→ REQUIREMENT: Search the material for "Healthcare" and show all lines that contain it.

→ DATASET RECORDS:
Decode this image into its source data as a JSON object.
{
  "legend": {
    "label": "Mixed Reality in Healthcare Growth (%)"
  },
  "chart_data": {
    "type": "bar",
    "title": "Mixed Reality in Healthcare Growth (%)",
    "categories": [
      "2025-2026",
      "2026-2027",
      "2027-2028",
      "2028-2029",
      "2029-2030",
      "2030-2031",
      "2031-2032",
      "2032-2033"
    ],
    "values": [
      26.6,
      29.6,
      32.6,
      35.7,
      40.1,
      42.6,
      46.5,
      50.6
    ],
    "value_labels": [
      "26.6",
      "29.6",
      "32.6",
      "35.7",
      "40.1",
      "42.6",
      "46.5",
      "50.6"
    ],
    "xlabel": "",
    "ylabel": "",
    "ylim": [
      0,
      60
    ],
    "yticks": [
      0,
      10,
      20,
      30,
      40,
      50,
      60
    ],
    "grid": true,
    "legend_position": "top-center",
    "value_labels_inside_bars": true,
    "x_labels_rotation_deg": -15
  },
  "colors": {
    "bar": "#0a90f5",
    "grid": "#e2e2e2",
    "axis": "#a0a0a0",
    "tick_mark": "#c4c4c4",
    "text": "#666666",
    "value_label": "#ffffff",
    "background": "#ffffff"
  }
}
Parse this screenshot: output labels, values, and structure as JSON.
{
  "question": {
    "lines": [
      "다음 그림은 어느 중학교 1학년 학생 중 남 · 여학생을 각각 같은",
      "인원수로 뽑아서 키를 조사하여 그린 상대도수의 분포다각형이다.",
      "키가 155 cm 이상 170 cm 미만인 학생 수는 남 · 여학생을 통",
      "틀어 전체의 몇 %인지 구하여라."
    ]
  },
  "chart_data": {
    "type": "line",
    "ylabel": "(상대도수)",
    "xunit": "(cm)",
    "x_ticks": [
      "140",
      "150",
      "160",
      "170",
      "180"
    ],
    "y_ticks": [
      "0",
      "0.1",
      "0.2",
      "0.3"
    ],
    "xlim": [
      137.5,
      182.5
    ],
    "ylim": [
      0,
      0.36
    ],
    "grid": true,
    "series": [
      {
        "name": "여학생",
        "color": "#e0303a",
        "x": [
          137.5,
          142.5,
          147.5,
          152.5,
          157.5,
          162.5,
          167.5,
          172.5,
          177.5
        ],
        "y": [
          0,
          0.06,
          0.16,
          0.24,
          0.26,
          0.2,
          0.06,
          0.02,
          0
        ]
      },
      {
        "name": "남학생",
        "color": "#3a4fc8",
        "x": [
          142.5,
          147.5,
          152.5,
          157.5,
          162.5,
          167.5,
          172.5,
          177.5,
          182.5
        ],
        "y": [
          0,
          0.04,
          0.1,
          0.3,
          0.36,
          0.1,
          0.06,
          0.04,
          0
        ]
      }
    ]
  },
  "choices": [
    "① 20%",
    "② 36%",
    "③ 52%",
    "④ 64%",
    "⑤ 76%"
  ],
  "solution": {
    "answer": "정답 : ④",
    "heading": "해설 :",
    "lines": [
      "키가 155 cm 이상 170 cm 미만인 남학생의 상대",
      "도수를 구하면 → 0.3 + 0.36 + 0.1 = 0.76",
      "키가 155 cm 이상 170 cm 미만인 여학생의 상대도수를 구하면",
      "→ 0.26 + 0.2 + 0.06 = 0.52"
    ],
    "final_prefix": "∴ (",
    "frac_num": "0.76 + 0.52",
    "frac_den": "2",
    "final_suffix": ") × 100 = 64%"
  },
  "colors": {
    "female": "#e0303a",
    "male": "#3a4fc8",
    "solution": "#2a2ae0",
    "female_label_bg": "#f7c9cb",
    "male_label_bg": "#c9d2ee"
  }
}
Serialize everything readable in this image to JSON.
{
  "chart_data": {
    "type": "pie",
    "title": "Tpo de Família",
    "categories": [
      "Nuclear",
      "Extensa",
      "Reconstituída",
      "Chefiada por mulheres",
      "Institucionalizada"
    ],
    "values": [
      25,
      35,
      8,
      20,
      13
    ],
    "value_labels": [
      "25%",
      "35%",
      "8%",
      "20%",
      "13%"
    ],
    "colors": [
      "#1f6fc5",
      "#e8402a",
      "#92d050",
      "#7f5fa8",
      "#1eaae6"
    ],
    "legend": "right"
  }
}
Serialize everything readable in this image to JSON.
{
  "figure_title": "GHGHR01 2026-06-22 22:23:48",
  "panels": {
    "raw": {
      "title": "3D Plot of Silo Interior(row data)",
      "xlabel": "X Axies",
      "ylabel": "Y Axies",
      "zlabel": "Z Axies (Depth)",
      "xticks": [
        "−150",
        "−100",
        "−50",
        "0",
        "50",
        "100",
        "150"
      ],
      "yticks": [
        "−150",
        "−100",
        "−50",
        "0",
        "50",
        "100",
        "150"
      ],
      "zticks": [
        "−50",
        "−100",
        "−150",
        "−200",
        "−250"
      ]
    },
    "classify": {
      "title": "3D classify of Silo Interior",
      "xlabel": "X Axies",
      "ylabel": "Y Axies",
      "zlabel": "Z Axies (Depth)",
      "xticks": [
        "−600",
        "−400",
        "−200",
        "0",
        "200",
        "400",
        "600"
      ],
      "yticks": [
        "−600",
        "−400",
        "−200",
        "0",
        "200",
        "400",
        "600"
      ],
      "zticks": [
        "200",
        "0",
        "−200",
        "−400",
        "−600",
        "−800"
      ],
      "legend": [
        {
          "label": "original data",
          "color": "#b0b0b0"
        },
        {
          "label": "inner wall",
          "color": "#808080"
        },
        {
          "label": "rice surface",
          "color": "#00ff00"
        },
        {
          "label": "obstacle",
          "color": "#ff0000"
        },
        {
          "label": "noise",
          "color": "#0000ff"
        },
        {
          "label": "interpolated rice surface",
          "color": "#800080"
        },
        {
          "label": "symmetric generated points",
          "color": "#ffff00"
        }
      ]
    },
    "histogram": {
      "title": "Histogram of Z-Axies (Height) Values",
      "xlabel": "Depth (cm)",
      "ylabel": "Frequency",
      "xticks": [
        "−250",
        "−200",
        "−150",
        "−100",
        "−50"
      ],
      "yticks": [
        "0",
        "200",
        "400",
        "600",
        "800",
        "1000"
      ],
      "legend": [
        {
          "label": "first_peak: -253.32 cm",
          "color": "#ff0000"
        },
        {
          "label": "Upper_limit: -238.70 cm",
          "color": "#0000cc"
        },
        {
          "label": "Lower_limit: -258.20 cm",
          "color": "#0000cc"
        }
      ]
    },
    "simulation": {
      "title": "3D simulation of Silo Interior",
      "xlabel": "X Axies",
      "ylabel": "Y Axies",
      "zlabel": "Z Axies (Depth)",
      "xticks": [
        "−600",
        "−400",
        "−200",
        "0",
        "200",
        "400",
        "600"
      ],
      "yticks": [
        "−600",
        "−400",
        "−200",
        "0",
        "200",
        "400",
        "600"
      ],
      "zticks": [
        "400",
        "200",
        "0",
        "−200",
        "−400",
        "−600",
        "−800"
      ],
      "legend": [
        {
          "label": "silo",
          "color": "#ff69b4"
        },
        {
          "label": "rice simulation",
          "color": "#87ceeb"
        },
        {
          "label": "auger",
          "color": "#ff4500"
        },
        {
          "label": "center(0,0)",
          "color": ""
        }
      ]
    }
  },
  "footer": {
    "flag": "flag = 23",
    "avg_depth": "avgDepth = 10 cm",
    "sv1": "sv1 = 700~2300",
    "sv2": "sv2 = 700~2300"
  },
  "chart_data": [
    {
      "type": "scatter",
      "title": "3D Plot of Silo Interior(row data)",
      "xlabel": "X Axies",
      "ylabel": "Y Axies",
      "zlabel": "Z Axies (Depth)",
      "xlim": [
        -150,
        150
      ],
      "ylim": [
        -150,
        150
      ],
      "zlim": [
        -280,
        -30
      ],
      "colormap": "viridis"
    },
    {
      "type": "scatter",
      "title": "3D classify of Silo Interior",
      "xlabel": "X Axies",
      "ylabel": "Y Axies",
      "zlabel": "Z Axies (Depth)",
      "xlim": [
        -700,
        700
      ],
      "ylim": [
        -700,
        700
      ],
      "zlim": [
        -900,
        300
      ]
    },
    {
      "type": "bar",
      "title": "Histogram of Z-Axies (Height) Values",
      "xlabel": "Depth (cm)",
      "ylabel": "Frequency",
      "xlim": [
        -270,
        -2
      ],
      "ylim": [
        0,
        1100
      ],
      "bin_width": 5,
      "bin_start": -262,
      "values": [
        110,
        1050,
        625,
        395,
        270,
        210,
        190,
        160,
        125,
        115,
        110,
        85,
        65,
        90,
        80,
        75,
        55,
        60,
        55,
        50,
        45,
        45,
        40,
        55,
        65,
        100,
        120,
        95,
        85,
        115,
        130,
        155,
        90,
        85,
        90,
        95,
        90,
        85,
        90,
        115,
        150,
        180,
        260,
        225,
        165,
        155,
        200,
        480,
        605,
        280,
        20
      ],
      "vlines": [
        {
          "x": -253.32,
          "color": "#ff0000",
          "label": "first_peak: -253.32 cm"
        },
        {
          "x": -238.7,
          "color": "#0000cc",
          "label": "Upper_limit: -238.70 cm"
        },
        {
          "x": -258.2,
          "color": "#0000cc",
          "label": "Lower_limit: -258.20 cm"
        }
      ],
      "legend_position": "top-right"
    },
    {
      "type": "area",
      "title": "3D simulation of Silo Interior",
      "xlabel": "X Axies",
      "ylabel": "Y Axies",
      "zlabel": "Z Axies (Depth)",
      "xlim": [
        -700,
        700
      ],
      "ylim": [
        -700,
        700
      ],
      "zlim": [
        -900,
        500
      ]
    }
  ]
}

→ SOLUTION:
    "label": "Mixed Reality in Healthcare Growth (%)"
    "title": "Mixed Reality in Healthcare Growth (%)",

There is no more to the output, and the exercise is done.